- Exercise details
Reproduce the material exactly, omitting nothing.

(Records from a dataset)

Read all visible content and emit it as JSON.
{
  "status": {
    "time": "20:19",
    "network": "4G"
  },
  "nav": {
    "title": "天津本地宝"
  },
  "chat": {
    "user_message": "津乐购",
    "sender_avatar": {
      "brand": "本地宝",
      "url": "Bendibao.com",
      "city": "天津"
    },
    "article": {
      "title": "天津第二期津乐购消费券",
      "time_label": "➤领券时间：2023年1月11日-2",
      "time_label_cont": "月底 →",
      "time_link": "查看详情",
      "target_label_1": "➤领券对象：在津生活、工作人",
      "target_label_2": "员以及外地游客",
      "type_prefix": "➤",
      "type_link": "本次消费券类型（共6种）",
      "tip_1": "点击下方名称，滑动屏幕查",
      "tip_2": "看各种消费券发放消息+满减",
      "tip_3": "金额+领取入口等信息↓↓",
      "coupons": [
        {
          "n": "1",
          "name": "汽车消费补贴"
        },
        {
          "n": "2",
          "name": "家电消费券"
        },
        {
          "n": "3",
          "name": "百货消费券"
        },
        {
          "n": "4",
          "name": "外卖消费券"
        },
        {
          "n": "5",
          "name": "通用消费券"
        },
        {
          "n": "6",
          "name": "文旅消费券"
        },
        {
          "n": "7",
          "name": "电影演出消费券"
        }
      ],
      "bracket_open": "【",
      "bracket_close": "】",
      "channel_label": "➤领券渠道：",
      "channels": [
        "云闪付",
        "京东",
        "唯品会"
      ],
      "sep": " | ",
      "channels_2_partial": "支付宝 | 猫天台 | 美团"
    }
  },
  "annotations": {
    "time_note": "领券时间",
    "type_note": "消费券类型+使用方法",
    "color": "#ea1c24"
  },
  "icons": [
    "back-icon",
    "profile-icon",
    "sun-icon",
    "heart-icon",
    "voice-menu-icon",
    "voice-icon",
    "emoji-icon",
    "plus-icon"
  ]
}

- Exercise response
Read all visible content and emit it as JSON.
{
  "status": {
    "time": "20:19",
    "network": "4G"
  },
  "nav": {
    "title": "天津本地宝"
  },
  "chat": {
    "user_message": "津乐购",
    "sender_avatar": {
      "brand": "本地宝",
      "url": "Bendibao.com",
      "city": "天津"
    },
    "article": {
      "title": "天津第二期津乐购消费券",
      "time_label": "➤领券时间：2023年1月11日-2",
      "time_label_cont": "月底 →",
      "time_link": "查看详情",
      "target_label_1": "➤领券对象：在津生活、工作人",
      "target_label_2": "员以及外地游客",
      "type_prefix": "➤",
      "type_link": "本次消费券类型（共6种）",
      "tip_1": "点击下方名称，滑动屏幕查",
      "tip_2": "看各种消费券发放消息+满减",
      "tip_3": "金额+领取入口等信息↓↓",
      "coupons": [
        {
          "n": "1",
          "name": "汽车消费补贴"
        },
        {
          "n": "2",
          "name": "家电消费券"
        },
        {
          "n": "3",
          "name": "百货消费券"
        },
        {
          "n": "4",
          "name": "外卖消费券"
        },
        {
          "n": "5",
          "name": "通用消费券"
        },
        {
          "n": "6",
          "name": "文旅消费券"
        },
        {
          "n": "7",
          "name": "电影演出消费券"
        }
      ],
      "bracket_open": "【",
      "bracket_close": "】",
      "channel_label": "➤领券渠道：",
      "channels": [
        "云闪付",
        "京东",
        "唯品会"
      ],
      "sep": " | ",
      "channels_2_partial": "支付宝 | 猫天台 | 美团"
    }
  },
  "annotations": {
    "time_note": "领券时间",
    "type_note": "消费券类型+使用方法",
    "color": "#ea1c24"
  },
  "icons": [
    "back-icon",
    "profile-icon",
    "sun-icon",
    "heart-icon",
    "voice-menu-icon",
    "voice-icon",
    "emoji-icon",
    "plus-icon"
  ]
}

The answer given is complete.